▶ [Given task]
Out of the lines in this data, how many include "trasportare"? Give the number and nothing else.

[Start Input]

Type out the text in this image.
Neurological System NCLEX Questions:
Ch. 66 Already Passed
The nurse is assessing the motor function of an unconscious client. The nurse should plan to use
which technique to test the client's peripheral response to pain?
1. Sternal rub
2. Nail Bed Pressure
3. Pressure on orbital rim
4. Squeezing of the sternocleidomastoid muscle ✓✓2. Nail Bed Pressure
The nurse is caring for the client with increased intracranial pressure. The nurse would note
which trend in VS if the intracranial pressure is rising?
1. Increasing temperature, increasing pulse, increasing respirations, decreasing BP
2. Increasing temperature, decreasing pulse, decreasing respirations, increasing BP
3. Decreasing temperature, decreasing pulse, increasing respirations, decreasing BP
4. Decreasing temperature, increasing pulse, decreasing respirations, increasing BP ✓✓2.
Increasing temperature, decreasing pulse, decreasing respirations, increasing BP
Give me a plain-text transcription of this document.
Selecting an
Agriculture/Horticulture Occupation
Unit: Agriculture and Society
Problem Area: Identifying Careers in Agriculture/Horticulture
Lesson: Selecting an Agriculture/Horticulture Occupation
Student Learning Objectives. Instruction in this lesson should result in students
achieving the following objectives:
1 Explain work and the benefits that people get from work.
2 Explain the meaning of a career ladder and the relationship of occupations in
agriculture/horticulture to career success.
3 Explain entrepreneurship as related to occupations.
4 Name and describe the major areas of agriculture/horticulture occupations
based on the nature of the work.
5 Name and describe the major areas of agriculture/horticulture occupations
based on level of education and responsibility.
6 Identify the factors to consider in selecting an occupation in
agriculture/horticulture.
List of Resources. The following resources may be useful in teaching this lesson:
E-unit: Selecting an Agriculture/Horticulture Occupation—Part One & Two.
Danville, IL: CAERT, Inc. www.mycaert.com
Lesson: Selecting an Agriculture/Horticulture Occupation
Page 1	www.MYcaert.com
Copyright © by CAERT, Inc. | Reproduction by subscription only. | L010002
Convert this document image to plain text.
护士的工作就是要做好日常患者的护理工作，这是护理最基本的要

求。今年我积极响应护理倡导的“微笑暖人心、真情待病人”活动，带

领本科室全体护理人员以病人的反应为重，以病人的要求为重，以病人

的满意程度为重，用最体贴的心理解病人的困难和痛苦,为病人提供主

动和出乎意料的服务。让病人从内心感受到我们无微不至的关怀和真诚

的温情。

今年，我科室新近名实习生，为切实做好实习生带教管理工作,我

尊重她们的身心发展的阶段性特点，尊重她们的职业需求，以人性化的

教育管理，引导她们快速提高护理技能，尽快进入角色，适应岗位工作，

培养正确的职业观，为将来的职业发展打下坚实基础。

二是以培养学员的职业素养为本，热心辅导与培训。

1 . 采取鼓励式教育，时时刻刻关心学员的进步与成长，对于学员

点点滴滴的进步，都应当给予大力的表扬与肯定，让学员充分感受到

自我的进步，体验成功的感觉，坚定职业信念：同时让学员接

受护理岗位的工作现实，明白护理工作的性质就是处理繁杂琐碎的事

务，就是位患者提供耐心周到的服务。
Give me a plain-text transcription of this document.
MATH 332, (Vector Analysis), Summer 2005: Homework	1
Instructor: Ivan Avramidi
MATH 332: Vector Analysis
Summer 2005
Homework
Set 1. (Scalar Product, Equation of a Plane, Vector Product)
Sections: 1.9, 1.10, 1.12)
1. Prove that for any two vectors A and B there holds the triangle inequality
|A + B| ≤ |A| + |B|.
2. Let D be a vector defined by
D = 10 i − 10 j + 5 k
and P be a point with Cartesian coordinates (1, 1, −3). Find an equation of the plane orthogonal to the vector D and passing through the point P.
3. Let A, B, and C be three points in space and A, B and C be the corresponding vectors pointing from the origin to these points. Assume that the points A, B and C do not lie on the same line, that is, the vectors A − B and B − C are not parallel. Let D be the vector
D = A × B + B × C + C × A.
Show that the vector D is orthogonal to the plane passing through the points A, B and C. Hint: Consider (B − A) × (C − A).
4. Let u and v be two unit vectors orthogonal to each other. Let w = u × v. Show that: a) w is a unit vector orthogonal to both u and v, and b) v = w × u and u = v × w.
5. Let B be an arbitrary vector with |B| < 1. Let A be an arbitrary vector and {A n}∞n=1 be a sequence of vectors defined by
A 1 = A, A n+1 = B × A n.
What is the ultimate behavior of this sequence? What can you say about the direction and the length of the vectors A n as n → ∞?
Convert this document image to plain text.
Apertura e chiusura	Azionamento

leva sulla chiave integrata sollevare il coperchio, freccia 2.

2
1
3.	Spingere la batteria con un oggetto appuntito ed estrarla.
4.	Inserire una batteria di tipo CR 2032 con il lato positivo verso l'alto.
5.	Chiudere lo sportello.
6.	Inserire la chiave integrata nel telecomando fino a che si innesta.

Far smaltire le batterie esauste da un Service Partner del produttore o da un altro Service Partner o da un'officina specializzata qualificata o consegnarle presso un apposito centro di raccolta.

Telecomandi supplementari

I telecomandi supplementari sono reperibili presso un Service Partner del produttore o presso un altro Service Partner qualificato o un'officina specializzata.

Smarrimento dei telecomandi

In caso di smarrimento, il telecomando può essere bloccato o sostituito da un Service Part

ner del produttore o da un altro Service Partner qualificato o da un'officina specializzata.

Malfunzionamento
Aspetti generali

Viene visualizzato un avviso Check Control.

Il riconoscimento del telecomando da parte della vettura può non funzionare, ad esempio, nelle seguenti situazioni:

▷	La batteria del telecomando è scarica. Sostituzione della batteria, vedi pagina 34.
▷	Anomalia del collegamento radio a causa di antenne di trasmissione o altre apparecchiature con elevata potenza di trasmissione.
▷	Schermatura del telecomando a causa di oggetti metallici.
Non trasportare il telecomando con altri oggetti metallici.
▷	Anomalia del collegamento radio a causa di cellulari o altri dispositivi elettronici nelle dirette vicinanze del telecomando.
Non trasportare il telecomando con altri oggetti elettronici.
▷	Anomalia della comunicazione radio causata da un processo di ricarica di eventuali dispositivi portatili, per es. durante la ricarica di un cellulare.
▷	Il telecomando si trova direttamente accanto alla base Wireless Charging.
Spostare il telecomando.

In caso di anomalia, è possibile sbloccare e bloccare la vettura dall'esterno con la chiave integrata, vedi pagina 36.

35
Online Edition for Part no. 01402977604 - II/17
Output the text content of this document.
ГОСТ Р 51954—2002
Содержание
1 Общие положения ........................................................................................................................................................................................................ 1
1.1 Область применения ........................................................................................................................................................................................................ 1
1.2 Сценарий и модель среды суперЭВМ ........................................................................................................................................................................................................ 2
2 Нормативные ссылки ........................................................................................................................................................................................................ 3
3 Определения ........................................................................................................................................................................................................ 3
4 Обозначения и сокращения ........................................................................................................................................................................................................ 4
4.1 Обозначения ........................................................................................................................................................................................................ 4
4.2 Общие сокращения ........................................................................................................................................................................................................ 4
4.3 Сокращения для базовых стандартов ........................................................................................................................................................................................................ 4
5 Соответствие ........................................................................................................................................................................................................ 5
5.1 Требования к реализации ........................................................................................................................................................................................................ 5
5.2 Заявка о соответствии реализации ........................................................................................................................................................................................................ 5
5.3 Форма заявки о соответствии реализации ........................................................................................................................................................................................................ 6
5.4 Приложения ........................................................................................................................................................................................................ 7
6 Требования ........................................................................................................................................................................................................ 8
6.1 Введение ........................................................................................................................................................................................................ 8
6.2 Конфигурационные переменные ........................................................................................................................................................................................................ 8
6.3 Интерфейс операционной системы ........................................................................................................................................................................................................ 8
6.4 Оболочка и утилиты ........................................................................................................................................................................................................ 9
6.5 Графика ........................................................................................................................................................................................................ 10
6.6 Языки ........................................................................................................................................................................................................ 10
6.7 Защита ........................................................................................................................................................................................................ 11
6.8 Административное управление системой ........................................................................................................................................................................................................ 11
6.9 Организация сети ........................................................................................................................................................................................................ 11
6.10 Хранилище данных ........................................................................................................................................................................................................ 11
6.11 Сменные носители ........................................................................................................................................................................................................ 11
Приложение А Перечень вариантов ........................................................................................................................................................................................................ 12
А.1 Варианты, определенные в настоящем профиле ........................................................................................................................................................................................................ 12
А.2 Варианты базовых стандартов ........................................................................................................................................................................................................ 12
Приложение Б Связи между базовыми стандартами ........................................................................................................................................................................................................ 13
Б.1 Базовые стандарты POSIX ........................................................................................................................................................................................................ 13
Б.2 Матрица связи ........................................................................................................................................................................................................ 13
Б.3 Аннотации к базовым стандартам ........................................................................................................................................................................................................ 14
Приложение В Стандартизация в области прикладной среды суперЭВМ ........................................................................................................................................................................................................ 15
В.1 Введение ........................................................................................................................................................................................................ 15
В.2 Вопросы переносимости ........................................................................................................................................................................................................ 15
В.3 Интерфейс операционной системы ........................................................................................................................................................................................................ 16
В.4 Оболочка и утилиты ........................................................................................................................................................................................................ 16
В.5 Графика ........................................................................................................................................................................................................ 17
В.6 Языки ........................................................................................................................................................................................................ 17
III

[End Input]

▶ [Solved problem]
2